## Stored entries:

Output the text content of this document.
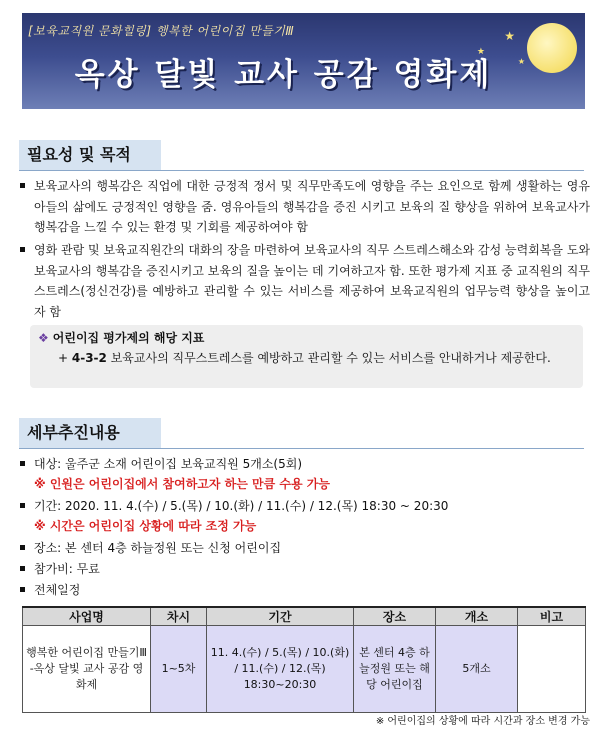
[보육교직원 문화힐링] 행복한 어린이집 만들기Ⅲ
옥상 달빛 교사 공감 영화제
★
★
★
필요성 및 목적
보육교사의 행복감은 직업에 대한 긍정적 정서 및 직무만족도에 영향을 주는 요인으로 함께 생활하는 영유아들의 삶에도 긍정적인 영향을 줌. 영유아들의 행복감을 증진 시키고 보육의 질 향상을 위하여 보육교사가 행복감을 느낄 수 있는 환경 및 기회를 제공하여야 함
영화 관람 및 보육교직원간의 대화의 장을 마련하여 보육교사의 직무 스트레스해소와 감성 능력회복을 도와 보육교사의 행복감을 증진시키고 보육의 질을 높이는 데 기여하고자 함. 또한 평가제 지표 중 교직원의 직무스트레스(정신건강)를 예방하고 관리할 수 있는 서비스를 제공하여 보육교직원의 업무능력 향상을 높이고자 함
❖ 어린이집 평가제의 해당 지표
+ 4-3-2 보육교사의 직무스트레스를 예방하고 관리할 수 있는 서비스를 안내하거나 제공한다.
세부추진내용
대상: 울주군 소재 어린이집 보육교직원 5개소(5회)
※ 인원은 어린이집에서 참여하고자 하는 만큼 수용 가능
기간: 2020. 11. 4.(수) / 5.(목) / 10.(화) / 11.(수) / 12.(목) 18:30 ~ 20:30
※ 시간은 어린이집 상황에 따라 조정 가능
장소: 본 센터 4층 하늘정원 또는 신청 어린이집
참가비: 무료
전체일정
사업명	차시	기간	장소	개소	비고
행복한 어린이집 만들기Ⅲ -옥상 달빛 교사 공감 영화제	1~5차	11. 4.(수) / 5.(목) / 10.(화) / 11.(수) / 12.(목) 18:30~20:30	본 센터 4층 하늘정원 또는 해당 어린이집	5개소	
※ 어린이집의 상황에 따라 시간과 장소 변경 가능
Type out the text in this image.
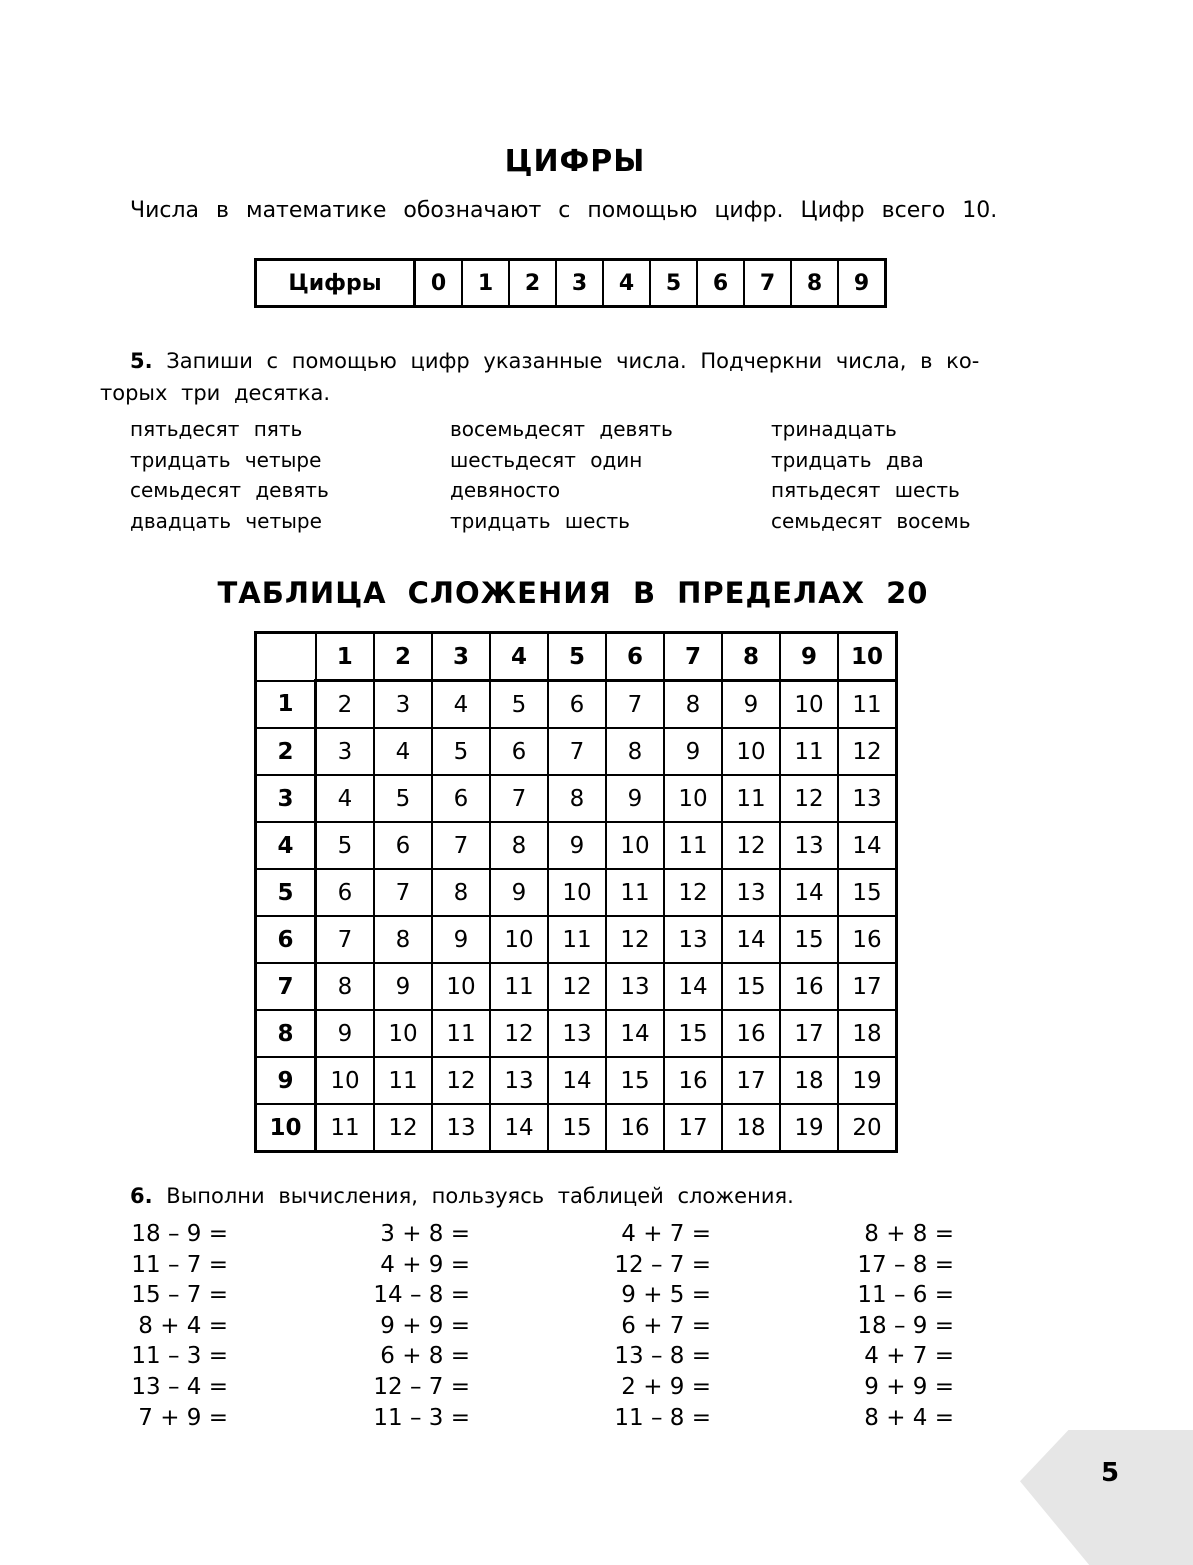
ЦИФРЫ
Числа в математике обозначают с помощью цифр. Цифр всего 10.
Цифры	0	1	2	3	4	5	6	7	8	9
5. Запиши с помощью цифр указанные числа. Подчеркни числа, в ко-
торых три десятка.
пятьдесят пять
тридцать четыре
семьдесят девять
двадцать четыре
восемьдесят девять
шестьдесят один
девяносто
тридцать шесть
тринадцать
тридцать два
пятьдесят шесть
семьдесят восемь
ТАБЛИЦА СЛОЖЕНИЯ В ПРЕДЕЛАХ 20
	1	2	3	4	5	6	7	8	9	10
1	2	3	4	5	6	7	8	9	10	11
2	3	4	5	6	7	8	9	10	11	12
3	4	5	6	7	8	9	10	11	12	13
4	5	6	7	8	9	10	11	12	13	14
5	6	7	8	9	10	11	12	13	14	15
6	7	8	9	10	11	12	13	14	15	16
7	8	9	10	11	12	13	14	15	16	17
8	9	10	11	12	13	14	15	16	17	18
9	10	11	12	13	14	15	16	17	18	19
10	11	12	13	14	15	16	17	18	19	20
6. Выполни вычисления, пользуясь таблицей сложения.
18 – 9 =
11 – 7 =
15 – 7 =
8 + 4 =
11 – 3 =
13 – 4 =
7 + 9 =
3 + 8 =
4 + 9 =
14 – 8 =
9 + 9 =
6 + 8 =
12 – 7 =
11 – 3 =
4 + 7 =
12 – 7 =
9 + 5 =
6 + 7 =
13 – 8 =
2 + 9 =
11 – 8 =
8 + 8 =
17 – 8 =
11 – 6 =
18 – 9 =
4 + 7 =
9 + 9 =
8 + 4 =
5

## What is needed:
Make a verbatim copy of all the entries and strip out the pictures.

## Reply:
Output the text content of this document.
[보육교직원 문화힐링] 행복한 어린이집 만들기Ⅲ
옥상 달빛 교사 공감 영화제
★
★
★
필요성 및 목적
보육교사의 행복감은 직업에 대한 긍정적 정서 및 직무만족도에 영향을 주는 요인으로 함께 생활하는 영유아들의 삶에도 긍정적인 영향을 줌. 영유아들의 행복감을 증진 시키고 보육의 질 향상을 위하여 보육교사가 행복감을 느낄 수 있는 환경 및 기회를 제공하여야 함
영화 관람 및 보육교직원간의 대화의 장을 마련하여 보육교사의 직무 스트레스해소와 감성 능력회복을 도와 보육교사의 행복감을 증진시키고 보육의 질을 높이는 데 기여하고자 함. 또한 평가제 지표 중 교직원의 직무스트레스(정신건강)를 예방하고 관리할 수 있는 서비스를 제공하여 보육교직원의 업무능력 향상을 높이고자 함
❖ 어린이집 평가제의 해당 지표
+ 4-3-2 보육교사의 직무스트레스를 예방하고 관리할 수 있는 서비스를 안내하거나 제공한다.
세부추진내용
대상: 울주군 소재 어린이집 보육교직원 5개소(5회)
※ 인원은 어린이집에서 참여하고자 하는 만큼 수용 가능
기간: 2020. 11. 4.(수) / 5.(목) / 10.(화) / 11.(수) / 12.(목) 18:30 ~ 20:30
※ 시간은 어린이집 상황에 따라 조정 가능
장소: 본 센터 4층 하늘정원 또는 신청 어린이집
참가비: 무료
전체일정
사업명	차시	기간	장소	개소	비고
행복한 어린이집 만들기Ⅲ -옥상 달빛 교사 공감 영화제	1~5차	11. 4.(수) / 5.(목) / 10.(화) / 11.(수) / 12.(목) 18:30~20:30	본 센터 4층 하늘정원 또는 해당 어린이집	5개소	
※ 어린이집의 상황에 따라 시간과 장소 변경 가능
Type out the text in this image.
ЦИФРЫ
Числа в математике обозначают с помощью цифр. Цифр всего 10.
Цифры	0	1	2	3	4	5	6	7	8	9
5. Запиши с помощью цифр указанные числа. Подчеркни числа, в ко-
торых три десятка.
пятьдесят пять
тридцать четыре
семьдесят девять
двадцать четыре
восемьдесят девять
шестьдесят один
девяносто
тридцать шесть
тринадцать
тридцать два
пятьдесят шесть
семьдесят восемь
ТАБЛИЦА СЛОЖЕНИЯ В ПРЕДЕЛАХ 20
	1	2	3	4	5	6	7	8	9	10
1	2	3	4	5	6	7	8	9	10	11
2	3	4	5	6	7	8	9	10	11	12
3	4	5	6	7	8	9	10	11	12	13
4	5	6	7	8	9	10	11	12	13	14
5	6	7	8	9	10	11	12	13	14	15
6	7	8	9	10	11	12	13	14	15	16
7	8	9	10	11	12	13	14	15	16	17
8	9	10	11	12	13	14	15	16	17	18
9	10	11	12	13	14	15	16	17	18	19
10	11	12	13	14	15	16	17	18	19	20
6. Выполни вычисления, пользуясь таблицей сложения.
18 – 9 =
11 – 7 =
15 – 7 =
8 + 4 =
11 – 3 =
13 – 4 =
7 + 9 =
3 + 8 =
4 + 9 =
14 – 8 =
9 + 9 =
6 + 8 =
12 – 7 =
11 – 3 =
4 + 7 =
12 – 7 =
9 + 5 =
6 + 7 =
13 – 8 =
2 + 9 =
11 – 8 =
8 + 8 =
17 – 8 =
11 – 6 =
18 – 9 =
4 + 7 =
9 + 9 =
8 + 4 =
5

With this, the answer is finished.